- **Given records**
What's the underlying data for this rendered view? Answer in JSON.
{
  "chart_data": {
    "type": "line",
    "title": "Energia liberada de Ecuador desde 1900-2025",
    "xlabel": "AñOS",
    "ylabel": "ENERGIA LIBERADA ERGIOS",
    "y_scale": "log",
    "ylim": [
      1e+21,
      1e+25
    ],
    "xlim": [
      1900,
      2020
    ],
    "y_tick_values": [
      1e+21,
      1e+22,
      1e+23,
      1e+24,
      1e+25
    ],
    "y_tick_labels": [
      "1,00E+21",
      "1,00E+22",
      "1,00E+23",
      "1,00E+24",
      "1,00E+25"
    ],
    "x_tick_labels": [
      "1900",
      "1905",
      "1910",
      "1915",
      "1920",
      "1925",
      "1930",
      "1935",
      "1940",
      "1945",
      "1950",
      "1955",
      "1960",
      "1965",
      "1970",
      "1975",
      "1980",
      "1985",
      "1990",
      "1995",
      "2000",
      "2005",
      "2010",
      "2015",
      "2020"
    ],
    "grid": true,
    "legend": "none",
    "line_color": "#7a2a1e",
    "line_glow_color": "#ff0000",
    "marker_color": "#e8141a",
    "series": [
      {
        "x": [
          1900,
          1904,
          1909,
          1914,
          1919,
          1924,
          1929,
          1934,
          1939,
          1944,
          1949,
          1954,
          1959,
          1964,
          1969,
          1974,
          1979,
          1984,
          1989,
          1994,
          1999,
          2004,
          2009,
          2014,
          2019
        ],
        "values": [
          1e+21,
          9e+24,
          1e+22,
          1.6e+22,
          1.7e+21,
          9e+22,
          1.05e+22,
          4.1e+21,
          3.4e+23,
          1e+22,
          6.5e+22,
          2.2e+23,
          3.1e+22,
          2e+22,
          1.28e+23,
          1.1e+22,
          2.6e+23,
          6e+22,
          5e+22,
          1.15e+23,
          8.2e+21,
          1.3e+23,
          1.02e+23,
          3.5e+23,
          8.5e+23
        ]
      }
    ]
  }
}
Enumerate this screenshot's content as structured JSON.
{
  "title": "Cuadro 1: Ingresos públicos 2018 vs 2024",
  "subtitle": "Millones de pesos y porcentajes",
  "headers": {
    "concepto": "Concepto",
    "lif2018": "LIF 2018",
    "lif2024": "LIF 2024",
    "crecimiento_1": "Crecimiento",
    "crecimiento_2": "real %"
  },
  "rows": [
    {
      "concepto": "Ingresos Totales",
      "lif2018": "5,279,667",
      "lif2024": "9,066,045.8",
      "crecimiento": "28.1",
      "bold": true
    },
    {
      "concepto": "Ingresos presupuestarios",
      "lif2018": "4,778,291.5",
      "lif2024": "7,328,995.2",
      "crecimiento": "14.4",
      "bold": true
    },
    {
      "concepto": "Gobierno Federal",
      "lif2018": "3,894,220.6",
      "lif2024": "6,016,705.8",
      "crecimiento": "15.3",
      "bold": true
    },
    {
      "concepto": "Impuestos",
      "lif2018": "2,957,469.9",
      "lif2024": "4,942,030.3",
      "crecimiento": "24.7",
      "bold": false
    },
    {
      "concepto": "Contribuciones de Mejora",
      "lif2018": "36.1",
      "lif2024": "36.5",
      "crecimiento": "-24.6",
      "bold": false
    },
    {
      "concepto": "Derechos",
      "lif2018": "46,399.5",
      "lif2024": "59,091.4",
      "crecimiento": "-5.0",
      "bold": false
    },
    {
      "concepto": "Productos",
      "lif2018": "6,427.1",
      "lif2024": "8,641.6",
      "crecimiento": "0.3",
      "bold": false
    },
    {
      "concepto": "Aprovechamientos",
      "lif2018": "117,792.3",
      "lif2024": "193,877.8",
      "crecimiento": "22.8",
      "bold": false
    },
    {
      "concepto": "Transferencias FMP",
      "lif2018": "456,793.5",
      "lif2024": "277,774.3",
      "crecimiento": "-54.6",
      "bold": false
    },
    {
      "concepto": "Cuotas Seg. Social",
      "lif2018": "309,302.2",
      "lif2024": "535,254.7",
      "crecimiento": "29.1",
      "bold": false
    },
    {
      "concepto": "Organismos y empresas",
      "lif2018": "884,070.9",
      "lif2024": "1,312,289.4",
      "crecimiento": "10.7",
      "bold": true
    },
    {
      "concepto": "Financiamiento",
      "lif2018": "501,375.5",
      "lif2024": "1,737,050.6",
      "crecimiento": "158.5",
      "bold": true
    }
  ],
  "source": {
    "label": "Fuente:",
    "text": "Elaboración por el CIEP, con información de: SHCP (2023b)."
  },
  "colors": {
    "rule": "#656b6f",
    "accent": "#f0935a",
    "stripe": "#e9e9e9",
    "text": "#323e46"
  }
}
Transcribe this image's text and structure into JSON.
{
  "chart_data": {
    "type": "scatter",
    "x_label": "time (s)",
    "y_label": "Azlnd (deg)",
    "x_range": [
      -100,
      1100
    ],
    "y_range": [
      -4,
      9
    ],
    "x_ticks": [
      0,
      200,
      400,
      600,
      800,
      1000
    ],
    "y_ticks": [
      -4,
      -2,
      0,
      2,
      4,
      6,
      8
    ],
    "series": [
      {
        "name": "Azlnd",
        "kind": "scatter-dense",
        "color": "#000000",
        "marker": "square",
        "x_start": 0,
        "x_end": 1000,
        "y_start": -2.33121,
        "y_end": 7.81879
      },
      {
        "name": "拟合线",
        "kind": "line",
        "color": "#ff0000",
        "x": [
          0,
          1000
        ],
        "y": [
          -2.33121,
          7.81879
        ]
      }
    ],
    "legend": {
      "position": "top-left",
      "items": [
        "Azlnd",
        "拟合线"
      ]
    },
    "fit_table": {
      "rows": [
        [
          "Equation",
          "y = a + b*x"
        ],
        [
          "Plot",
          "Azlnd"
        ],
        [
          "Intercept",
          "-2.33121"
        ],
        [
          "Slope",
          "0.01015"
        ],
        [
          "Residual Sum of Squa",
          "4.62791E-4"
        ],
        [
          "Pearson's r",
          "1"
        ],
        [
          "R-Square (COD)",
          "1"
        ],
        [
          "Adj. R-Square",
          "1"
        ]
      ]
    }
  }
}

- **Exercise**
Set down nothing but the lines from the one with "Transcribe this image's" through the end of the records, keeping each line exactly as written and including both ends.

- **Task output**
Transcribe this image's text and structure into JSON.
{
  "chart_data": {
    "type": "scatter",
    "x_label": "time (s)",
    "y_label": "Azlnd (deg)",
    "x_range": [
      -100,
      1100
    ],
    "y_range": [
      -4,
      9
    ],
    "x_ticks": [
      0,
      200,
      400,
      600,
      800,
      1000
    ],
    "y_ticks": [
      -4,
      -2,
      0,
      2,
      4,
      6,
      8
    ],
    "series": [
      {
        "name": "Azlnd",
        "kind": "scatter-dense",
        "color": "#000000",
        "marker": "square",
        "x_start": 0,
        "x_end": 1000,
        "y_start": -2.33121,
        "y_end": 7.81879
      },
      {
        "name": "拟合线",
        "kind": "line",
        "color": "#ff0000",
        "x": [
          0,
          1000
        ],
        "y": [
          -2.33121,
          7.81879
        ]
      }
    ],
    "legend": {
      "position": "top-left",
      "items": [
        "Azlnd",
        "拟合线"
      ]
    },
    "fit_table": {
      "rows": [
        [
          "Equation",
          "y = a + b*x"
        ],
        [
          "Plot",
          "Azlnd"
        ],
        [
          "Intercept",
          "-2.33121"
        ],
        [
          "Slope",
          "0.01015"
        ],
        [
          "Residual Sum of Squa",
          "4.62791E-4"
        ],
        [
          "Pearson's r",
          "1"
        ],
        [
          "R-Square (COD)",
          "1"
        ],
        [
          "Adj. R-Square",
          "1"
        ]
      ]
    }
  }
}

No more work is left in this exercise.